(Saved entries)
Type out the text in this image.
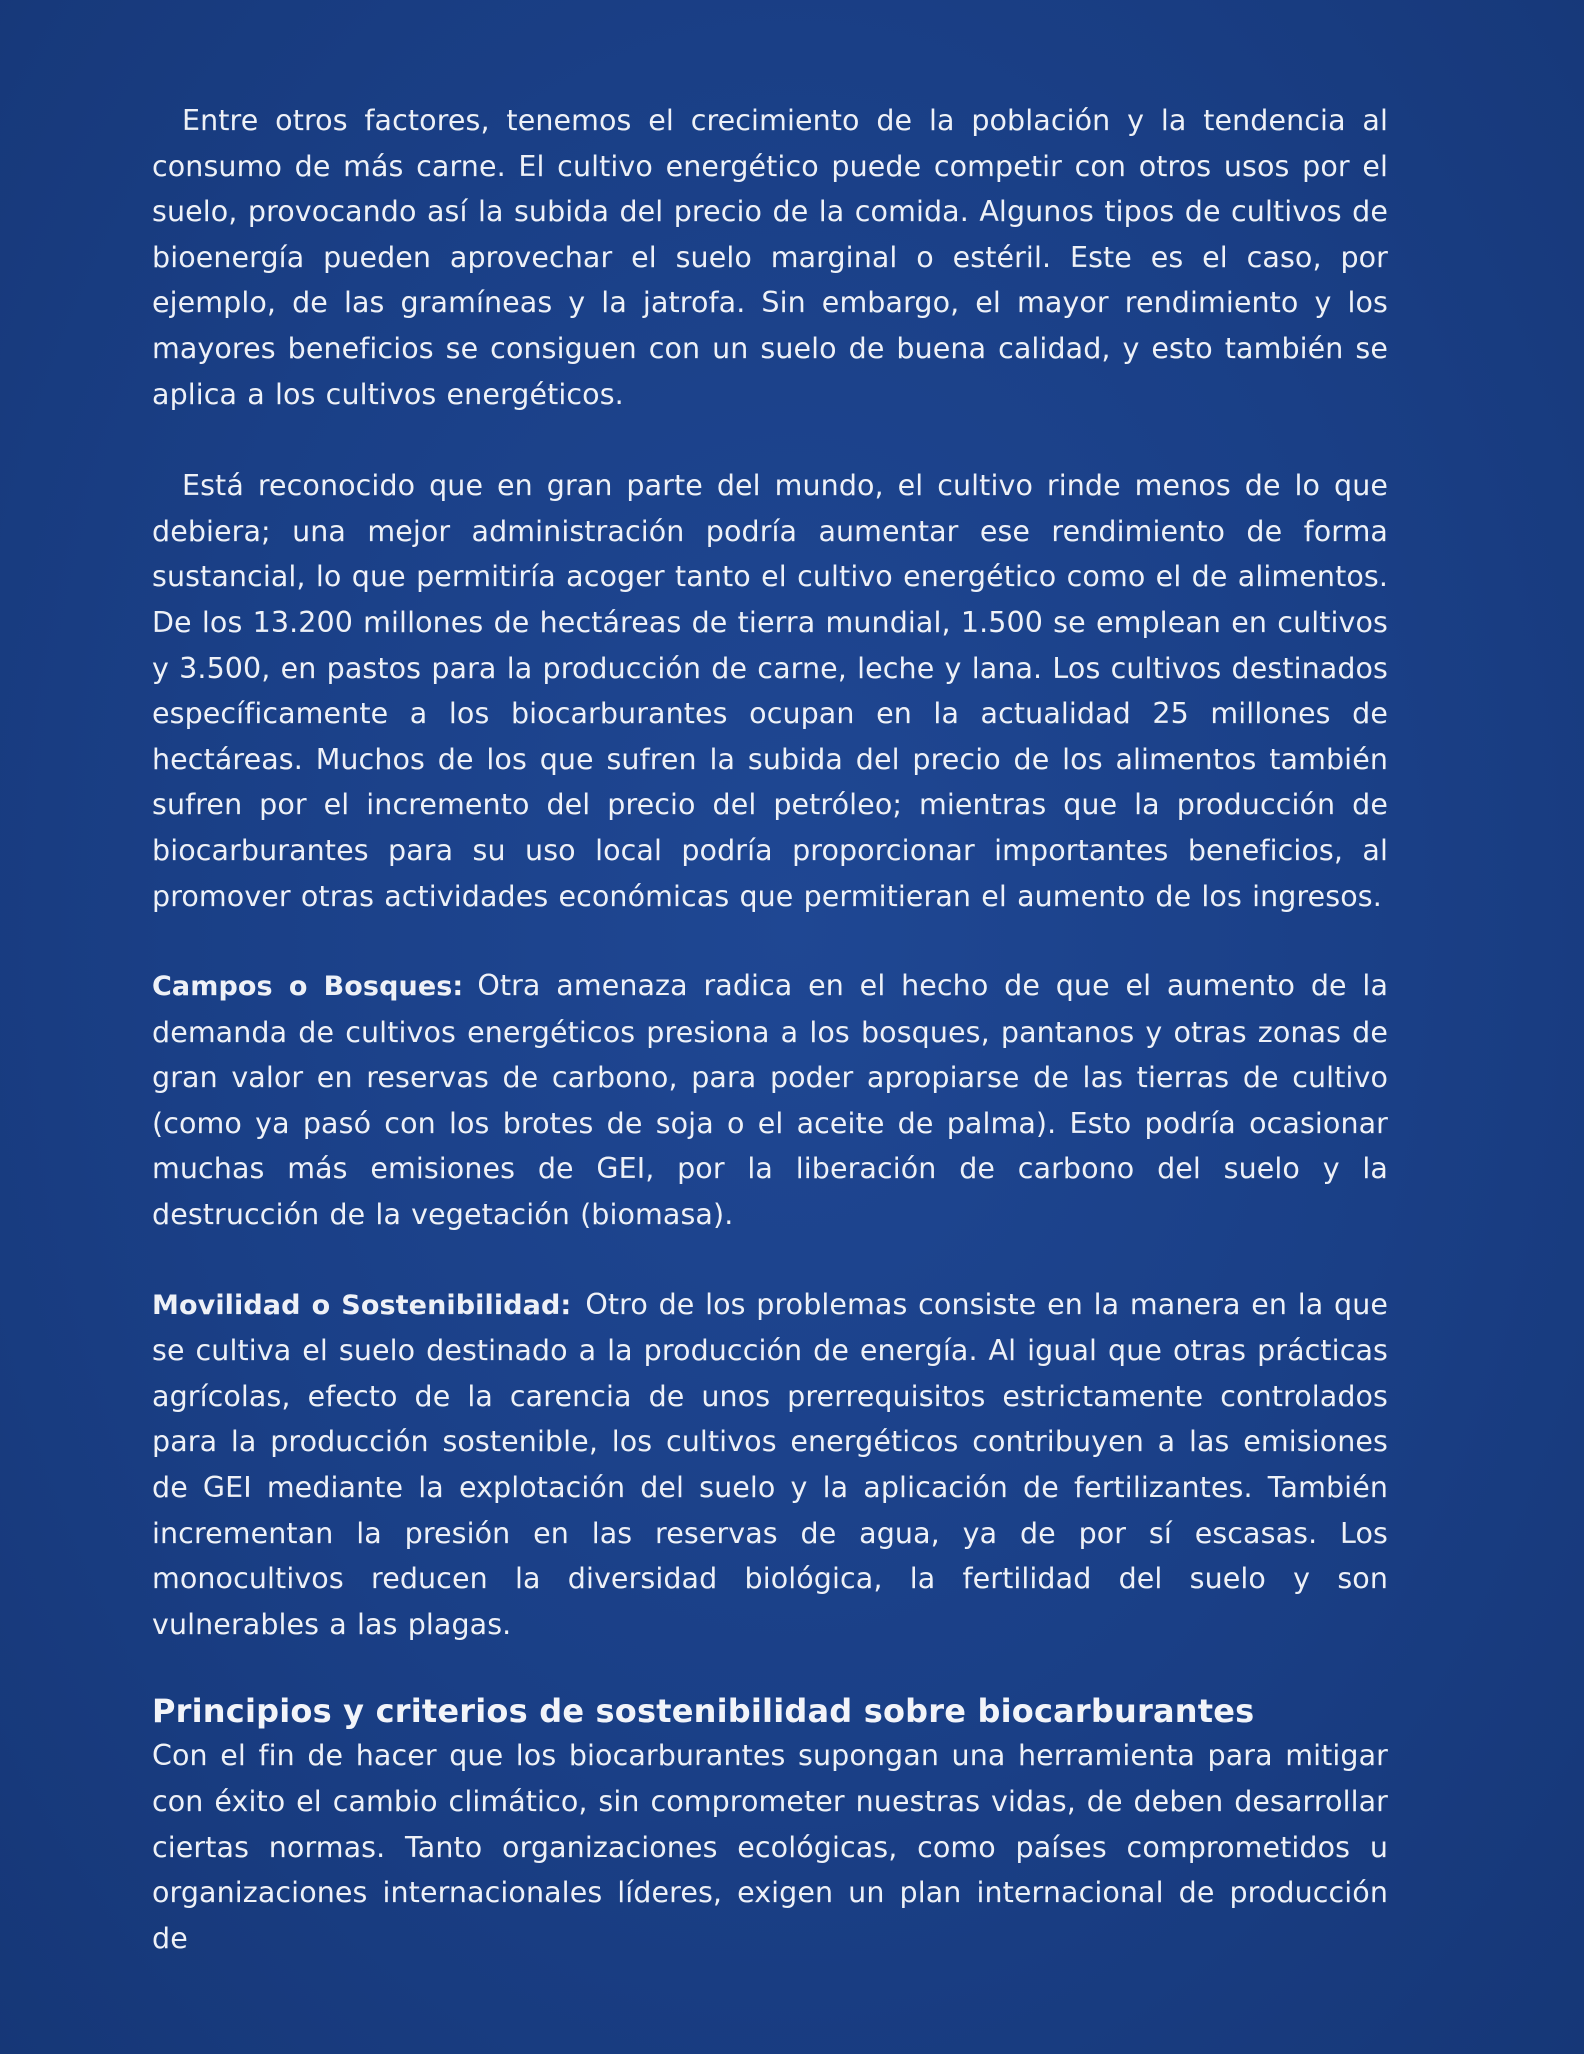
Entre otros factores, tenemos el crecimiento de la población y la tendencia al consumo de más carne. El cultivo energético puede competir con otros usos por el suelo, provocando así la subida del precio de la comida. Algunos tipos de cultivos de bioenergía pueden aprovechar el suelo marginal o estéril. Este es el caso, por ejemplo, de las gramíneas y la jatrofa. Sin embargo, el mayor rendimiento y los mayores beneficios se consiguen con un suelo de buena calidad, y esto también se aplica a los cultivos energéticos.

Está reconocido que en gran parte del mundo, el cultivo rinde menos de lo que debiera; una mejor administración podría aumentar ese rendimiento de forma sustancial, lo que permitiría acoger tanto el cultivo energético como el de alimentos. De los 13.200 millones de hectáreas de tierra mundial, 1.500 se emplean en cultivos y 3.500, en pastos para la producción de carne, leche y lana. Los cultivos destinados específicamente a los biocarburantes ocupan en la actualidad 25 millones de hectáreas. Muchos de los que sufren la subida del precio de los alimentos también sufren por el incremento del precio del petróleo; mientras que la producción de biocarburantes para su uso local podría proporcionar importantes beneficios, al promover otras actividades económicas que permitieran el aumento de los ingresos.

Campos o Bosques: Otra amenaza radica en el hecho de que el aumento de la demanda de cultivos energéticos presiona a los bosques, pantanos y otras zonas de gran valor en reservas de carbono, para poder apropiarse de las tierras de cultivo (como ya pasó con los brotes de soja o el aceite de palma). Esto podría ocasionar muchas más emisiones de GEI, por la liberación de carbono del suelo y la destrucción de la vegetación (biomasa).

Movilidad o Sostenibilidad: Otro de los problemas consiste en la manera en la que se cultiva el suelo destinado a la producción de energía. Al igual que otras prácticas agrícolas, efecto de la carencia de unos prerrequisitos estrictamente controlados para la producción sostenible, los cultivos energéticos contribuyen a las emisiones de GEI mediante la explotación del suelo y la aplicación de fertilizantes. También incrementan la presión en las reservas de agua, ya de por sí escasas. Los monocultivos reducen la diversidad biológica, la fertilidad del suelo y son vulnerables a las plagas.

Principios y criterios de sostenibilidad sobre biocarburantes

Con el fin de hacer que los biocarburantes supongan una herramienta para mitigar con éxito el cambio climático, sin comprometer nuestras vidas, de deben desarrollar ciertas normas. Tanto organizaciones ecológicas, como países comprometidos u organizaciones internacionales líderes, exigen un plan internacional de producción de
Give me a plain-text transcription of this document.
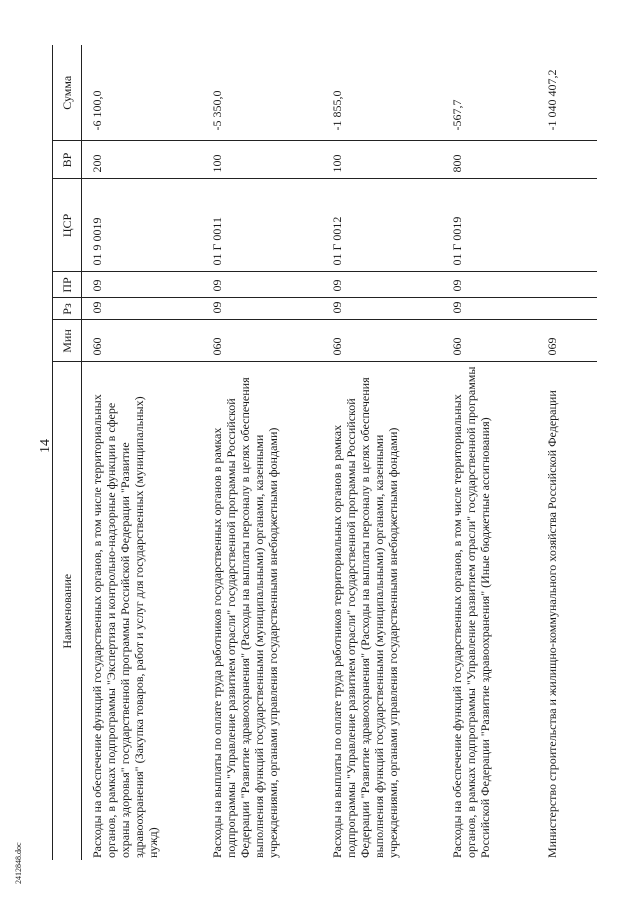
14
2412848.doc
Наименование	Мин	Рз	ПР	ЦСР	ВР	Сумма
Расходы на обеспечение функций государственных органов, в том числе территориальных органов, в рамках подпрограммы "Экспертиза и контрольно-надзорные функции в сфере охраны здоровья" государственной программы Российской Федерации "Развитие здравоохранения" (Закупка товаров, работ и услуг для государственных (муниципальных) нужд)	060	09	09	01 9 0019	200	-6 100,0
Расходы на выплаты по оплате труда работников государственных органов в рамках подпрограммы "Управление развитием отрасли" государственной программы Российской Федерации "Развитие здравоохранения" (Расходы на выплаты персоналу в целях обеспечения выполнения функций государственными (муниципальными) органами, казенными учреждениями, органами управления государственными внебюджетными фондами)	060	09	09	01 Г 0011	100	-5 350,0
Расходы на выплаты по оплате труда работников территориальных органов в рамках подпрограммы "Управление развитием отрасли" государственной программы Российской Федерации "Развитие здравоохранения" (Расходы на выплаты персоналу в целях обеспечения выполнения функций государственными (муниципальными) органами, казенными учреждениями, органами управления государственными внебюджетными фондами)	060	09	09	01 Г 0012	100	-1 855,0
Расходы на обеспечение функций государственных органов, в том числе территориальных органов, в рамках подпрограммы "Управление развитием отрасли" государственной программы Российской Федерации "Развитие здравоохранения" (Иные бюджетные ассигнования)	060	09	09	01 Г 0019	800	-567,7
Министерство строительства и жилищно-коммунального хозяйства Российской Федерации	069					-1 040 407,2
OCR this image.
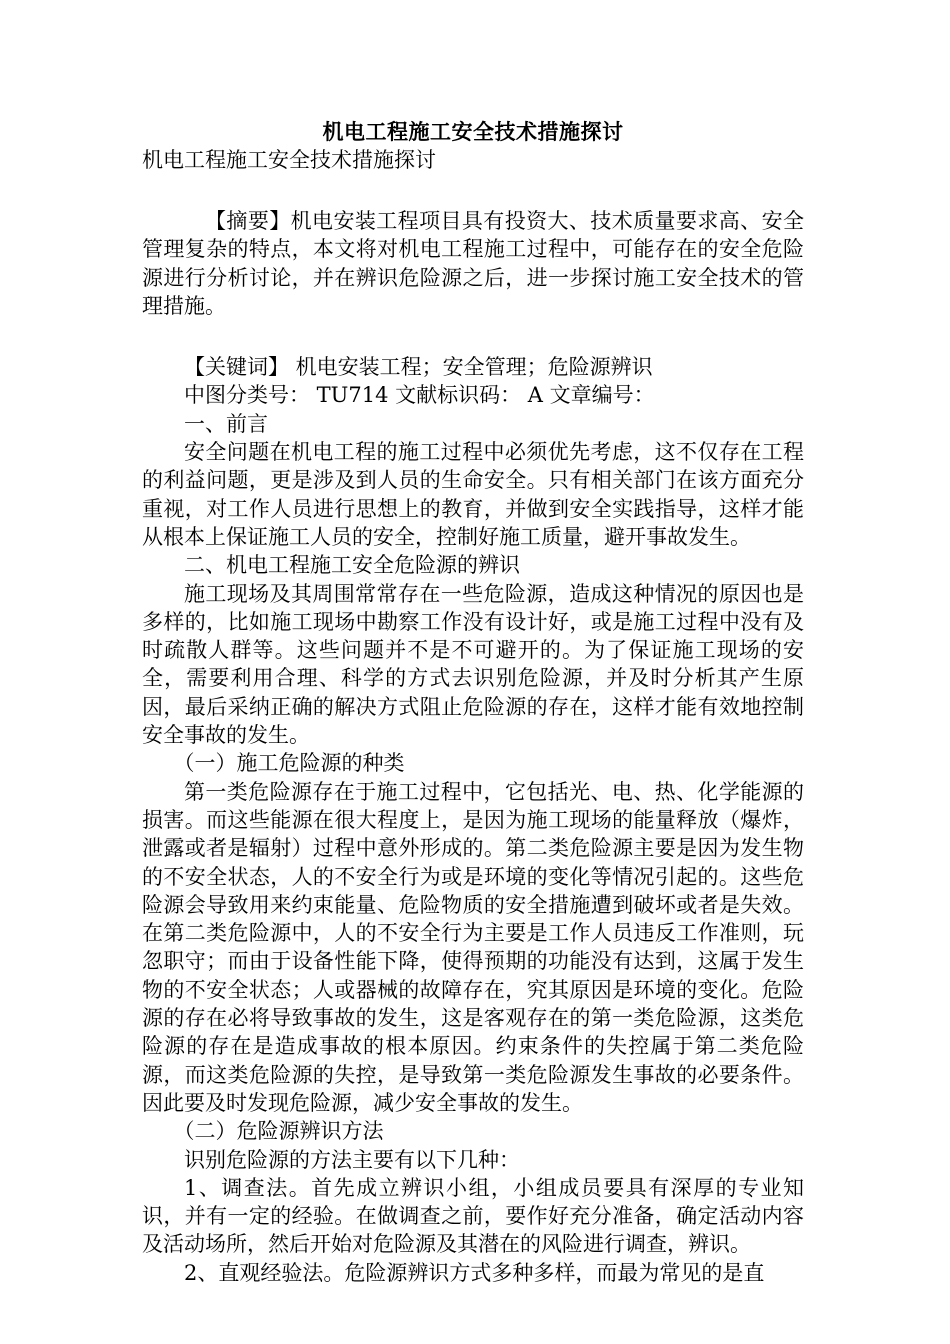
机电工程施工安全技术措施探讨

机电工程施工安全技术措施探讨

【摘要】机电安装工程项目具有投资大、技术质量要求高、安全管理复杂的特点，本文将对机电工程施工过程中，可能存在的安全危险源进行分析讨论，并在辨识危险源之后，进一步探讨施工安全技术的管理措施。

【关键词】 机电安装工程；安全管理；危险源辨识

中图分类号： TU714 文献标识码： A 文章编号：

一、前言

安全问题在机电工程的施工过程中必须优先考虑，这不仅存在工程的利益问题，更是涉及到人员的生命安全。只有相关部门在该方面充分重视，对工作人员进行思想上的教育，并做到安全实践指导，这样才能从根本上保证施工人员的安全，控制好施工质量，避开事故发生。

二、机电工程施工安全危险源的辨识

施工现场及其周围常常存在一些危险源，造成这种情况的原因也是多样的，比如施工现场中勘察工作没有设计好，或是施工过程中没有及时疏散人群等。这些问题并不是不可避开的。为了保证施工现场的安全，需要利用合理、科学的方式去识别危险源，并及时分析其产生原因，最后采纳正确的解决方式阻止危险源的存在，这样才能有效地控制安全事故的发生。

（一）施工危险源的种类

第一类危险源存在于施工过程中，它包括光、电、热、化学能源的损害。而这些能源在很大程度上，是因为施工现场的能量释放（爆炸，泄露或者是辐射）过程中意外形成的。第二类危险源主要是因为发生物的不安全状态，人的不安全行为或是环境的变化等情况引起的。这些危险源会导致用来约束能量、危险物质的安全措施遭到破坏或者是失效。在第二类危险源中，人的不安全行为主要是工作人员违反工作准则，玩忽职守；而由于设备性能下降，使得预期的功能没有达到，这属于发生物的不安全状态；人或器械的故障存在，究其原因是环境的变化。危险源的存在必将导致事故的发生，这是客观存在的第一类危险源，这类危险源的存在是造成事故的根本原因。约束条件的失控属于第二类危险源，而这类危险源的失控，是导致第一类危险源发生事故的必要条件。因此要及时发现危险源，减少安全事故的发生。

（二）危险源辨识方法

识别危险源的方法主要有以下几种：

1、调查法。首先成立辨识小组，小组成员要具有深厚的专业知识，并有一定的经验。在做调查之前，要作好充分准备，确定活动内容及活动场所，然后开始对危险源及其潜在的风险进行调查，辨识。

2、直观经验法。危险源辨识方式多种多样，而最为常见的是直
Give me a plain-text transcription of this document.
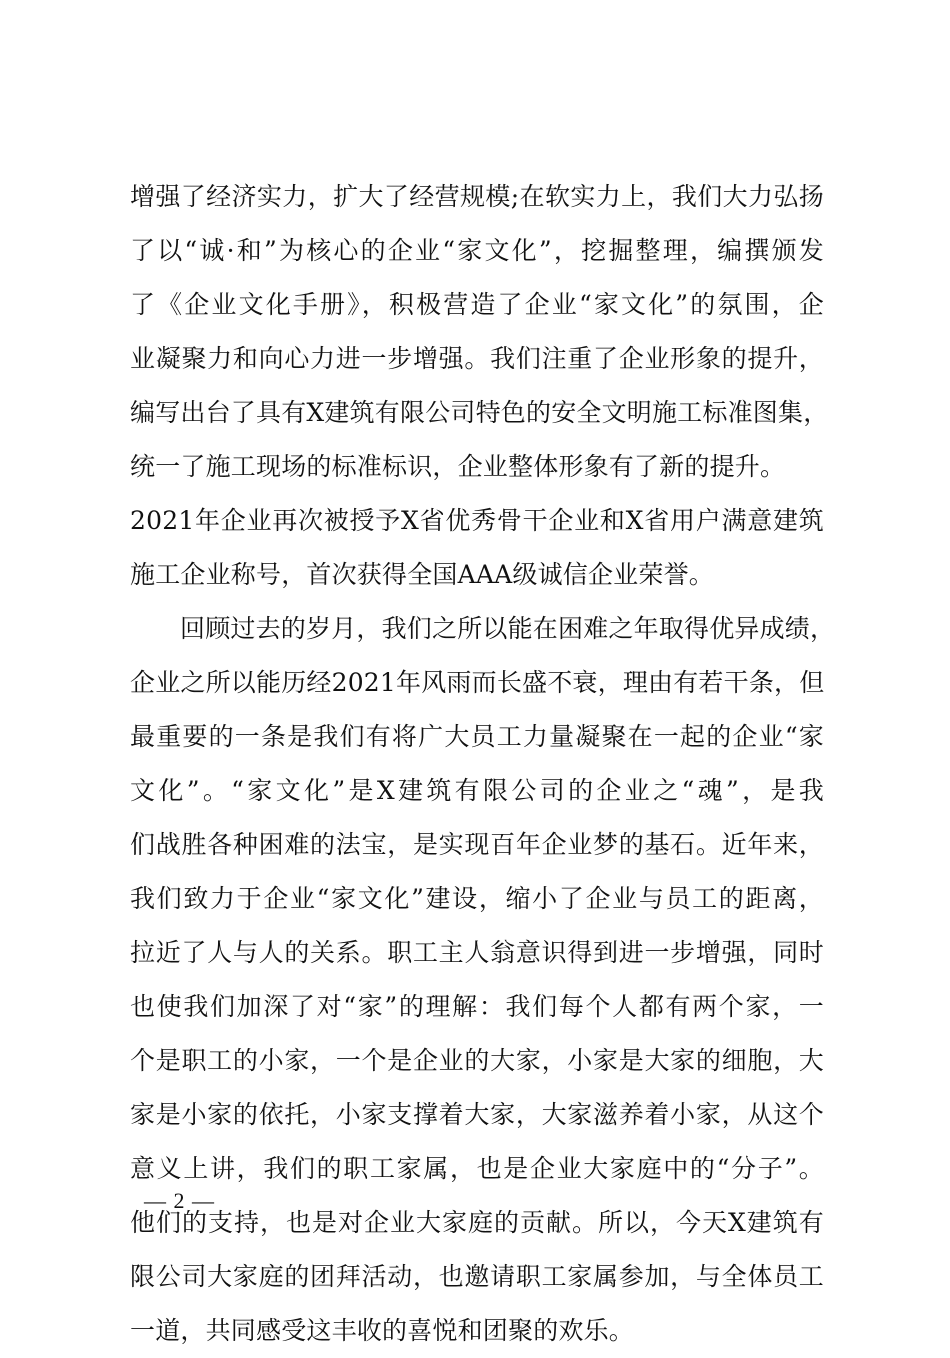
增强了经济实力，扩大了经营规模;在软实力上，我们大力弘扬
了以“诚·和”为核心的企业“家文化”，挖掘整理，编撰颁发
了《企业文化手册》，积极营造了企业“家文化”的氛围，企
业凝聚力和向心力进一步增强。我们注重了企业形象的提升，
编写出台了具有X建筑有限公司特色的安全文明施工标准图集，
统一了施工现场的标准标识，企业整体形象有了新的提升。
2021年企业再次被授予X省优秀骨干企业和X省用户满意建筑
施工企业称号，首次获得全国AAA级诚信企业荣誉。
回顾过去的岁月，我们之所以能在困难之年取得优异成绩，
企业之所以能历经2021年风雨而长盛不衰，理由有若干条，但
最重要的一条是我们有将广大员工力量凝聚在一起的企业“家
文化”。“家文化”是X建筑有限公司的企业之“魂”，是我
们战胜各种困难的法宝，是实现百年企业梦的基石。近年来，
我们致力于企业“家文化”建设，缩小了企业与员工的距离，
拉近了人与人的关系。职工主人翁意识得到进一步增强，同时
也使我们加深了对“家”的理解：我们每个人都有两个家，一
个是职工的小家，一个是企业的大家，小家是大家的细胞，大
家是小家的依托，小家支撑着大家，大家滋养着小家，从这个
意义上讲，我们的职工家属，也是企业大家庭中的“分子”。
他们的支持，也是对企业大家庭的贡献。所以，今天X建筑有
限公司大家庭的团拜活动，也邀请职工家属参加，与全体员工
一道，共同感受这丰收的喜悦和团聚的欢乐。
— 2 —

### [Requirement]
Do not include the pictures. Quote only the lines from the line with "OCR this image." through the end of the material, both ends included, exactly.

### [Result]
OCR this image.
机电工程施工安全技术措施探讨

机电工程施工安全技术措施探讨

【摘要】机电安装工程项目具有投资大、技术质量要求高、安全管理复杂的特点，本文将对机电工程施工过程中，可能存在的安全危险源进行分析讨论，并在辨识危险源之后，进一步探讨施工安全技术的管理措施。

【关键词】 机电安装工程；安全管理；危险源辨识

中图分类号： TU714 文献标识码： A 文章编号：

一、前言

安全问题在机电工程的施工过程中必须优先考虑，这不仅存在工程的利益问题，更是涉及到人员的生命安全。只有相关部门在该方面充分重视，对工作人员进行思想上的教育，并做到安全实践指导，这样才能从根本上保证施工人员的安全，控制好施工质量，避开事故发生。

二、机电工程施工安全危险源的辨识

施工现场及其周围常常存在一些危险源，造成这种情况的原因也是多样的，比如施工现场中勘察工作没有设计好，或是施工过程中没有及时疏散人群等。这些问题并不是不可避开的。为了保证施工现场的安全，需要利用合理、科学的方式去识别危险源，并及时分析其产生原因，最后采纳正确的解决方式阻止危险源的存在，这样才能有效地控制安全事故的发生。

（一）施工危险源的种类

第一类危险源存在于施工过程中，它包括光、电、热、化学能源的损害。而这些能源在很大程度上，是因为施工现场的能量释放（爆炸，泄露或者是辐射）过程中意外形成的。第二类危险源主要是因为发生物的不安全状态，人的不安全行为或是环境的变化等情况引起的。这些危险源会导致用来约束能量、危险物质的安全措施遭到破坏或者是失效。在第二类危险源中，人的不安全行为主要是工作人员违反工作准则，玩忽职守；而由于设备性能下降，使得预期的功能没有达到，这属于发生物的不安全状态；人或器械的故障存在，究其原因是环境的变化。危险源的存在必将导致事故的发生，这是客观存在的第一类危险源，这类危险源的存在是造成事故的根本原因。约束条件的失控属于第二类危险源，而这类危险源的失控，是导致第一类危险源发生事故的必要条件。因此要及时发现危险源，减少安全事故的发生。

（二）危险源辨识方法

识别危险源的方法主要有以下几种：

1、调查法。首先成立辨识小组，小组成员要具有深厚的专业知识，并有一定的经验。在做调查之前，要作好充分准备，确定活动内容及活动场所，然后开始对危险源及其潜在的风险进行调查，辨识。

2、直观经验法。危险源辨识方式多种多样，而最为常见的是直
Give me a plain-text transcription of this document.
增强了经济实力，扩大了经营规模;在软实力上，我们大力弘扬
了以“诚·和”为核心的企业“家文化”，挖掘整理，编撰颁发
了《企业文化手册》，积极营造了企业“家文化”的氛围，企
业凝聚力和向心力进一步增强。我们注重了企业形象的提升，
编写出台了具有X建筑有限公司特色的安全文明施工标准图集，
统一了施工现场的标准标识，企业整体形象有了新的提升。
2021年企业再次被授予X省优秀骨干企业和X省用户满意建筑
施工企业称号，首次获得全国AAA级诚信企业荣誉。
回顾过去的岁月，我们之所以能在困难之年取得优异成绩，
企业之所以能历经2021年风雨而长盛不衰，理由有若干条，但
最重要的一条是我们有将广大员工力量凝聚在一起的企业“家
文化”。“家文化”是X建筑有限公司的企业之“魂”，是我
们战胜各种困难的法宝，是实现百年企业梦的基石。近年来，
我们致力于企业“家文化”建设，缩小了企业与员工的距离，
拉近了人与人的关系。职工主人翁意识得到进一步增强，同时
也使我们加深了对“家”的理解：我们每个人都有两个家，一
个是职工的小家，一个是企业的大家，小家是大家的细胞，大
家是小家的依托，小家支撑着大家，大家滋养着小家，从这个
意义上讲，我们的职工家属，也是企业大家庭中的“分子”。
他们的支持，也是对企业大家庭的贡献。所以，今天X建筑有
限公司大家庭的团拜活动，也邀请职工家属参加，与全体员工
一道，共同感受这丰收的喜悦和团聚的欢乐。
— 2 —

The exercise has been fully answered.